>> begin MATERIALS PROVIDED
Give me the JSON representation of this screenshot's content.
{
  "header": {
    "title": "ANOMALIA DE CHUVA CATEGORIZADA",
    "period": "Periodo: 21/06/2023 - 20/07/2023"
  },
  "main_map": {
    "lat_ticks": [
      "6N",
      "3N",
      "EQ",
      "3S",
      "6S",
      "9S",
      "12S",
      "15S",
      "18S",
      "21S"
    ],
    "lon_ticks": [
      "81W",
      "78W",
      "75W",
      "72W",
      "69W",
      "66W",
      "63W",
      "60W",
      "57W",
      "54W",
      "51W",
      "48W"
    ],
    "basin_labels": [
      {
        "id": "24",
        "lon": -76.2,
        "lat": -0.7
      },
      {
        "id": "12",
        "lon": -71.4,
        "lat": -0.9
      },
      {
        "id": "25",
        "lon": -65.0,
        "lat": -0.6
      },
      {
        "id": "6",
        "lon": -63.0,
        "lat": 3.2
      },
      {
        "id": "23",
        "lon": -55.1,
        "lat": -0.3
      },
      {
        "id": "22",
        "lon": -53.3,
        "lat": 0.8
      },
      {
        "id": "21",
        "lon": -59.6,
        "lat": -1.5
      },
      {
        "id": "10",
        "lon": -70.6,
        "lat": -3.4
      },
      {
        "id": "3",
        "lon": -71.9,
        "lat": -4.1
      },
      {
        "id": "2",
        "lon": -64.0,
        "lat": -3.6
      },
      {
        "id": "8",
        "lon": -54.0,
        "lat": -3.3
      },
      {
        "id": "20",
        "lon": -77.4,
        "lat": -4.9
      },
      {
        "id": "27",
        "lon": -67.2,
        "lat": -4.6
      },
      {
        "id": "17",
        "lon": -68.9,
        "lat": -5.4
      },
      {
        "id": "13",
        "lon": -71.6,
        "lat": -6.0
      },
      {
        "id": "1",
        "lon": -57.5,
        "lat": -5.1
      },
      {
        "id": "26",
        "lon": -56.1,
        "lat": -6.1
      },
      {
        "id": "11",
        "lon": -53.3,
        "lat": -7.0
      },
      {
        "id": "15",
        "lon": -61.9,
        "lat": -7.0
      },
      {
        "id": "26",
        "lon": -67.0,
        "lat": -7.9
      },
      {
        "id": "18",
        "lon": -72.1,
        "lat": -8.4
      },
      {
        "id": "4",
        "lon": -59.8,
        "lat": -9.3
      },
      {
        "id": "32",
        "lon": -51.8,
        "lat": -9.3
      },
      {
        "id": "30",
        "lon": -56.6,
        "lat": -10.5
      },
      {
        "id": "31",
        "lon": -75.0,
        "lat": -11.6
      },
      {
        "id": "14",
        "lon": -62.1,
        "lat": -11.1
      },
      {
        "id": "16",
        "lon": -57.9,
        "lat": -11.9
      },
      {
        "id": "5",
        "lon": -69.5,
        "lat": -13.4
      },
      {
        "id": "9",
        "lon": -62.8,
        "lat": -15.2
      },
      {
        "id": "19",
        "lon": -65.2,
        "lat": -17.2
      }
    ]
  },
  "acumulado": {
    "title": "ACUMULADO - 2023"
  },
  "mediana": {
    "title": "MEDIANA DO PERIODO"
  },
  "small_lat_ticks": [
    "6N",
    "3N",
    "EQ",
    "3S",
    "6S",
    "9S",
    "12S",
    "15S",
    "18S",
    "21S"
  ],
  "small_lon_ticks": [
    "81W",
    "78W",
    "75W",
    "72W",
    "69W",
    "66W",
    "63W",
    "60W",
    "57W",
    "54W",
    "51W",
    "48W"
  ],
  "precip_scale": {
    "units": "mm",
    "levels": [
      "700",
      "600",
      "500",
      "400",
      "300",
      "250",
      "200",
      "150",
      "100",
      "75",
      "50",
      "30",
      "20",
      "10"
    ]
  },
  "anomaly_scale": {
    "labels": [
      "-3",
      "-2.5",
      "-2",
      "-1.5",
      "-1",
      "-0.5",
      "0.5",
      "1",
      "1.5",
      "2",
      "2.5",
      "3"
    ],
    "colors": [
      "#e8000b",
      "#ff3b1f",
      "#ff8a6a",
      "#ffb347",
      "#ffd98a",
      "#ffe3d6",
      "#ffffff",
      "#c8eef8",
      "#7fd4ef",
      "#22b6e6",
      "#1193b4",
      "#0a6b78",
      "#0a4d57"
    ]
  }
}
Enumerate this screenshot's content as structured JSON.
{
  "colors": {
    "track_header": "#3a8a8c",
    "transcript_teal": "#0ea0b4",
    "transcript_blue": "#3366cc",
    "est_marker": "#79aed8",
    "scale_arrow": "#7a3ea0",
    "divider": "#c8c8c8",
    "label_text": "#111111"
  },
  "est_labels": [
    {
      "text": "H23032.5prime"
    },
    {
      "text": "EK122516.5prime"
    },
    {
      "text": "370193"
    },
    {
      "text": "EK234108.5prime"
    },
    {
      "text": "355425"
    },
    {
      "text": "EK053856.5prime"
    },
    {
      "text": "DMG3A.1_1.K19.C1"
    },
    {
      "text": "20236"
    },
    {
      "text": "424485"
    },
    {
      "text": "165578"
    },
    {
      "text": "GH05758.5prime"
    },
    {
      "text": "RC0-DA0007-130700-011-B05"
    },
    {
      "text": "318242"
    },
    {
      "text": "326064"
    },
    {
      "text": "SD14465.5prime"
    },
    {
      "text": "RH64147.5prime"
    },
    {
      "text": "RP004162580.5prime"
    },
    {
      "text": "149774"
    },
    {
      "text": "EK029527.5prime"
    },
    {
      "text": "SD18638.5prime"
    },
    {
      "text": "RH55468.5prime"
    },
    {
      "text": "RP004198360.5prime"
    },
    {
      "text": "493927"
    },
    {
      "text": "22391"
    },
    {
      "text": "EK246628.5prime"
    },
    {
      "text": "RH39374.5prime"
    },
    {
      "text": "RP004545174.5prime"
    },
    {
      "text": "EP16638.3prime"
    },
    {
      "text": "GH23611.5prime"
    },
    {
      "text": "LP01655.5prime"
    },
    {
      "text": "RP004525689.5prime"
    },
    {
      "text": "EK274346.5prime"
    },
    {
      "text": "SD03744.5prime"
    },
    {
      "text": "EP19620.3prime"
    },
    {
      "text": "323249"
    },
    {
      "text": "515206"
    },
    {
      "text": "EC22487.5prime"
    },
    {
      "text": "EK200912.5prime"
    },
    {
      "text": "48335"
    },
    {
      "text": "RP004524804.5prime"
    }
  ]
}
>> end MATERIALS PROVIDED
WHAT THE TASK REQUIRES ▸ Return every line above that contains the word "content".

RESPONSE TO THE TASK ▸
Give me the JSON representation of this screenshot's content.
Enumerate this screenshot's content as structured JSON.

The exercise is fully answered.